Stated task: The entries below contain pictures. Retype everything except those pictures, exactly as given.
◆ ◆ ◆ ◆
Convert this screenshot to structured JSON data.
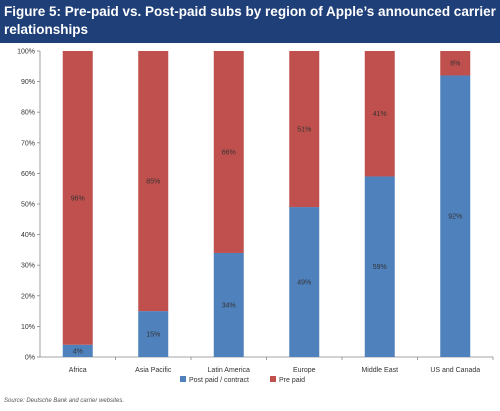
{
  "title": "Figure 5: Pre-paid vs. Post-paid subs by region of Apple’s announced carrier relationships",
  "source": "Source: Deutsche Bank and carrier websites.",
  "colors": {
    "post_paid": "#4f81bd",
    "pre_paid": "#c0504d",
    "title_bg": "#1f3f78"
  },
  "chart_data": {
    "type": "bar",
    "stacked": true,
    "categories": [
      "Africa",
      "Asia Pacific",
      "Latin America",
      "Europe",
      "Middle East",
      "US and Canada"
    ],
    "series": [
      {
        "name": "Post paid / contract",
        "values": [
          4,
          15,
          34,
          49,
          59,
          92
        ],
        "labels": [
          "4%",
          "15%",
          "34%",
          "49%",
          "59%",
          "92%"
        ]
      },
      {
        "name": "Pre paid",
        "values": [
          96,
          85,
          66,
          51,
          41,
          8
        ],
        "labels": [
          "96%",
          "85%",
          "66%",
          "51%",
          "41%",
          "8%"
        ]
      }
    ],
    "y_ticks": [
      "0%",
      "10%",
      "20%",
      "30%",
      "40%",
      "50%",
      "60%",
      "70%",
      "80%",
      "90%",
      "100%"
    ],
    "ylim": [
      0,
      100
    ],
    "grid": false,
    "legend": "bottom"
  }
}
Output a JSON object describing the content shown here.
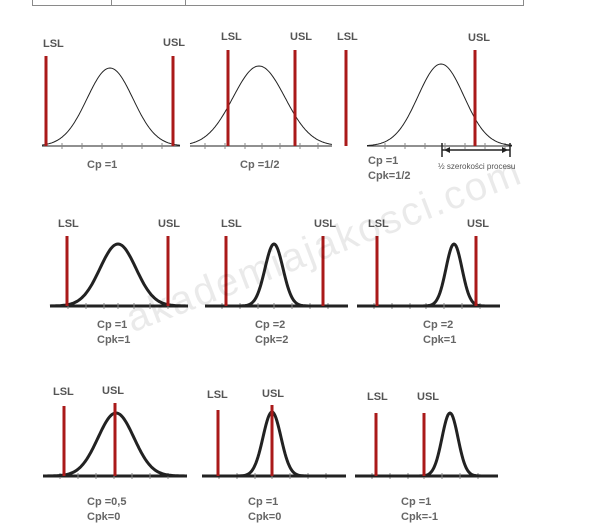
{
  "watermark": "akademiajakosci.com",
  "colors": {
    "spec_limit": "#aa1a1a",
    "curve": "#222222",
    "text": "#555555"
  },
  "spec_labels": {
    "lsl": "LSL",
    "usl": "USL"
  },
  "note_half_width": "½ szerokości procesu",
  "chart_data": [
    {
      "type": "diagram",
      "row": 1,
      "panel": 1,
      "cp": "Cp =1",
      "cpk": ""
    },
    {
      "type": "diagram",
      "row": 1,
      "panel": 2,
      "cp": "Cp =1/2",
      "cpk": ""
    },
    {
      "type": "diagram",
      "row": 1,
      "panel": 3,
      "cp": "Cp =1",
      "cpk": "Cpk=1/2"
    },
    {
      "type": "diagram",
      "row": 2,
      "panel": 1,
      "cp": "Cp =1",
      "cpk": "Cpk=1"
    },
    {
      "type": "diagram",
      "row": 2,
      "panel": 2,
      "cp": "Cp =2",
      "cpk": "Cpk=2"
    },
    {
      "type": "diagram",
      "row": 2,
      "panel": 3,
      "cp": "Cp =2",
      "cpk": "Cpk=1"
    },
    {
      "type": "diagram",
      "row": 3,
      "panel": 1,
      "cp": "Cp =0,5",
      "cpk": "Cpk=0"
    },
    {
      "type": "diagram",
      "row": 3,
      "panel": 2,
      "cp": "Cp =1",
      "cpk": "Cpk=0"
    },
    {
      "type": "diagram",
      "row": 3,
      "panel": 3,
      "cp": "Cp =1",
      "cpk": "Cpk=-1"
    }
  ]
}
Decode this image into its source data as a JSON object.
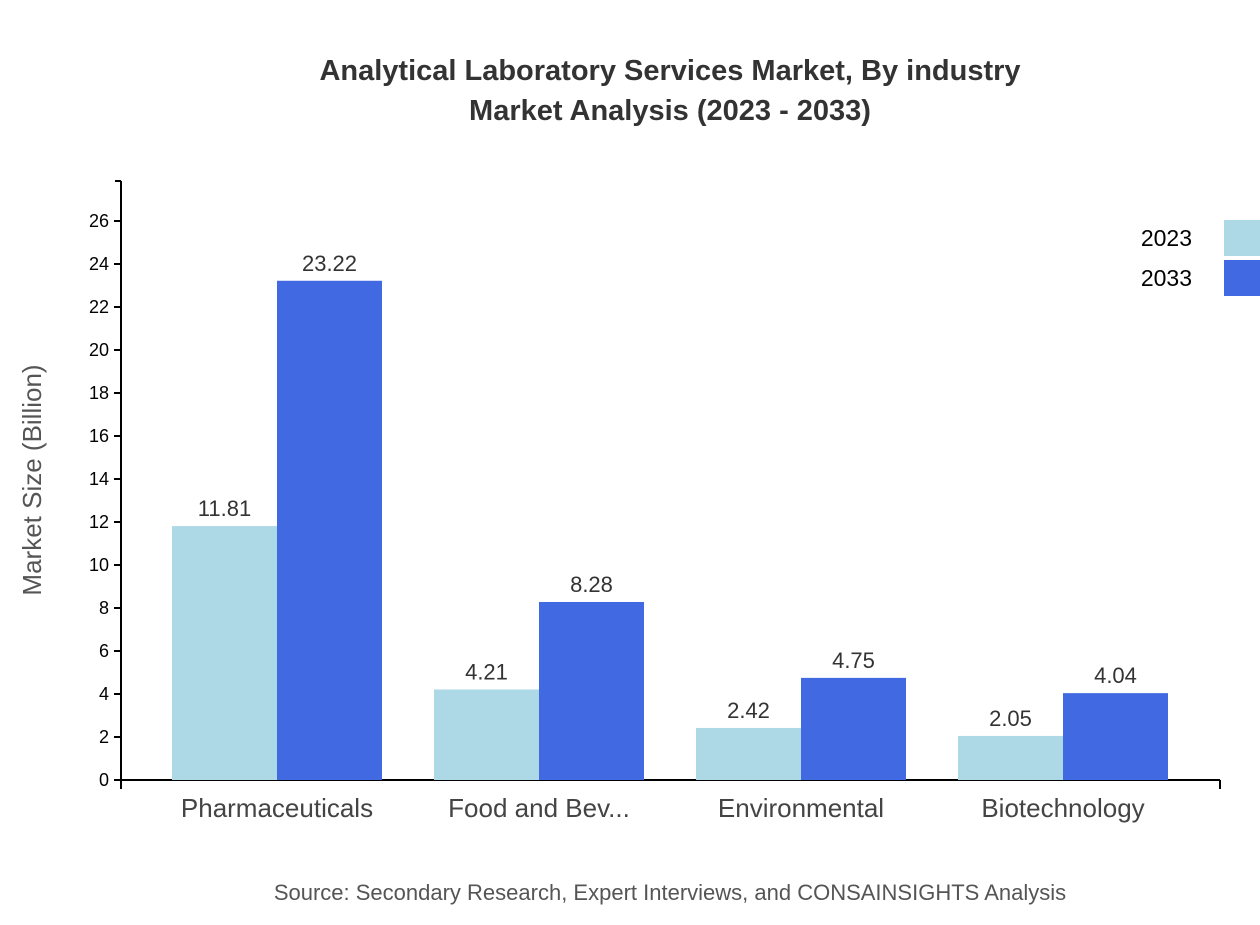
{
  "chart_data": {
    "type": "bar",
    "title_line1": "Analytical Laboratory Services Market, By industry",
    "title_line2": "Market Analysis (2023 - 2033)",
    "xlabel": "",
    "ylabel": "Market Size (Billion)",
    "ylim": [
      0,
      27.86
    ],
    "yticks": [
      0,
      2,
      4,
      6,
      8,
      10,
      12,
      14,
      16,
      18,
      20,
      22,
      24,
      26
    ],
    "grid": false,
    "legend_placement": "top-right",
    "categories": [
      "Pharmaceuticals",
      "Food and Bev...",
      "Environmental",
      "Biotechnology"
    ],
    "series": [
      {
        "name": "2023",
        "color": "#add8e6",
        "values": [
          11.81,
          4.21,
          2.42,
          2.05
        ]
      },
      {
        "name": "2033",
        "color": "#4169e1",
        "values": [
          23.22,
          8.28,
          4.75,
          4.04
        ]
      }
    ],
    "source": "Source: Secondary Research, Expert Interviews, and CONSAINSIGHTS Analysis"
  }
}
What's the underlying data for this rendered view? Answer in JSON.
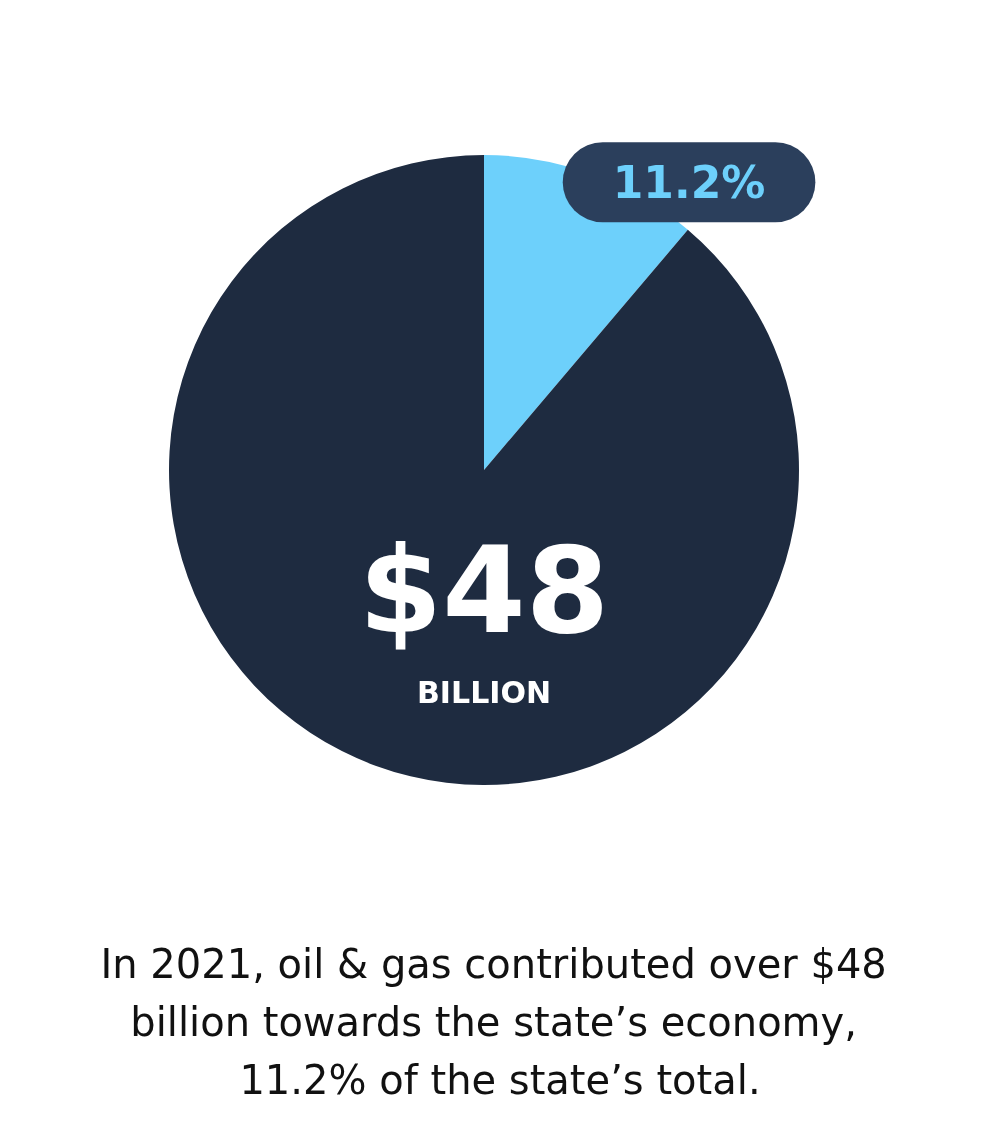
{
  "chart_data": {
    "type": "pie",
    "categories": [
      null,
      null
    ],
    "values": [
      11.2,
      88.8
    ],
    "colors": [
      "#6dd0fb",
      "#1e2b40"
    ],
    "value_labels": [
      "11.2%",
      null
    ],
    "annotations": [
      "$48",
      "BILLION",
      "In 2021, oil & gas contributed over $48 billion towards the state’s economy, 11.2% of the state’s total."
    ]
  }
}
◆ ◆ ◆ ◆
Written answer:
Convert this screenshot to structured JSON data.
{
  "title": "Figure 5: Pre-paid vs. Post-paid subs by region of Apple’s announced carrier relationships",
  "source": "Source: Deutsche Bank and carrier websites.",
  "colors": {
    "post_paid": "#4f81bd",
    "pre_paid": "#c0504d",
    "title_bg": "#1f3f78"
  },
  "chart_data": {
    "type": "bar",
    "stacked": true,
    "categories": [
      "Africa",
      "Asia Pacific",
      "Latin America",
      "Europe",
      "Middle East",
      "US and Canada"
    ],
    "series": [
      {
        "name": "Post paid / contract",
        "values": [
          4,
          15,
          34,
          49,
          59,
          92
        ],
        "labels": [
          "4%",
          "15%",
          "34%",
          "49%",
          "59%",
          "92%"
        ]
      },
      {
        "name": "Pre paid",
        "values": [
          96,
          85,
          66,
          51,
          41,
          8
        ],
        "labels": [
          "96%",
          "85%",
          "66%",
          "51%",
          "41%",
          "8%"
        ]
      }
    ],
    "y_ticks": [
      "0%",
      "10%",
      "20%",
      "30%",
      "40%",
      "50%",
      "60%",
      "70%",
      "80%",
      "90%",
      "100%"
    ],
    "ylim": [
      0,
      100
    ],
    "grid": false,
    "legend": "bottom"
  }
}
Output a JSON object describing the content shown here.
{
  "watermark": "akademiajakosci.com",
  "colors": {
    "spec_limit": "#aa1a1a",
    "curve": "#222222",
    "text": "#555555"
  },
  "spec_labels": {
    "lsl": "LSL",
    "usl": "USL"
  },
  "note_half_width": "½ szerokości procesu",
  "chart_data": [
    {
      "type": "diagram",
      "row": 1,
      "panel": 1,
      "cp": "Cp =1",
      "cpk": ""
    },
    {
      "type": "diagram",
      "row": 1,
      "panel": 2,
      "cp": "Cp =1/2",
      "cpk": ""
    },
    {
      "type": "diagram",
      "row": 1,
      "panel": 3,
      "cp": "Cp =1",
      "cpk": "Cpk=1/2"
    },
    {
      "type": "diagram",
      "row": 2,
      "panel": 1,
      "cp": "Cp =1",
      "cpk": "Cpk=1"
    },
    {
      "type": "diagram",
      "row": 2,
      "panel": 2,
      "cp": "Cp =2",
      "cpk": "Cpk=2"
    },
    {
      "type": "diagram",
      "row": 2,
      "panel": 3,
      "cp": "Cp =2",
      "cpk": "Cpk=1"
    },
    {
      "type": "diagram",
      "row": 3,
      "panel": 1,
      "cp": "Cp =0,5",
      "cpk": "Cpk=0"
    },
    {
      "type": "diagram",
      "row": 3,
      "panel": 2,
      "cp": "Cp =1",
      "cpk": "Cpk=0"
    },
    {
      "type": "diagram",
      "row": 3,
      "panel": 3,
      "cp": "Cp =1",
      "cpk": "Cpk=-1"
    }
  ]
}
Decode this image into its source data as a JSON object.
{
  "chart_data": {
    "type": "bar",
    "title_line1": "Analytical Laboratory Services Market, By industry",
    "title_line2": "Market Analysis (2023 - 2033)",
    "xlabel": "",
    "ylabel": "Market Size (Billion)",
    "ylim": [
      0,
      27.86
    ],
    "yticks": [
      0,
      2,
      4,
      6,
      8,
      10,
      12,
      14,
      16,
      18,
      20,
      22,
      24,
      26
    ],
    "grid": false,
    "legend_placement": "top-right",
    "categories": [
      "Pharmaceuticals",
      "Food and Bev...",
      "Environmental",
      "Biotechnology"
    ],
    "series": [
      {
        "name": "2023",
        "color": "#add8e6",
        "values": [
          11.81,
          4.21,
          2.42,
          2.05
        ]
      },
      {
        "name": "2033",
        "color": "#4169e1",
        "values": [
          23.22,
          8.28,
          4.75,
          4.04
        ]
      }
    ],
    "source": "Source: Secondary Research, Expert Interviews, and CONSAINSIGHTS Analysis"
  }
}
What's the underlying data for this rendered view? Answer in JSON.
{
  "chart_data": {
    "type": "pie",
    "categories": [
      null,
      null
    ],
    "values": [
      11.2,
      88.8
    ],
    "colors": [
      "#6dd0fb",
      "#1e2b40"
    ],
    "value_labels": [
      "11.2%",
      null
    ],
    "annotations": [
      "$48",
      "BILLION",
      "In 2021, oil & gas contributed over $48 billion towards the state’s economy, 11.2% of the state’s total."
    ]
  }
}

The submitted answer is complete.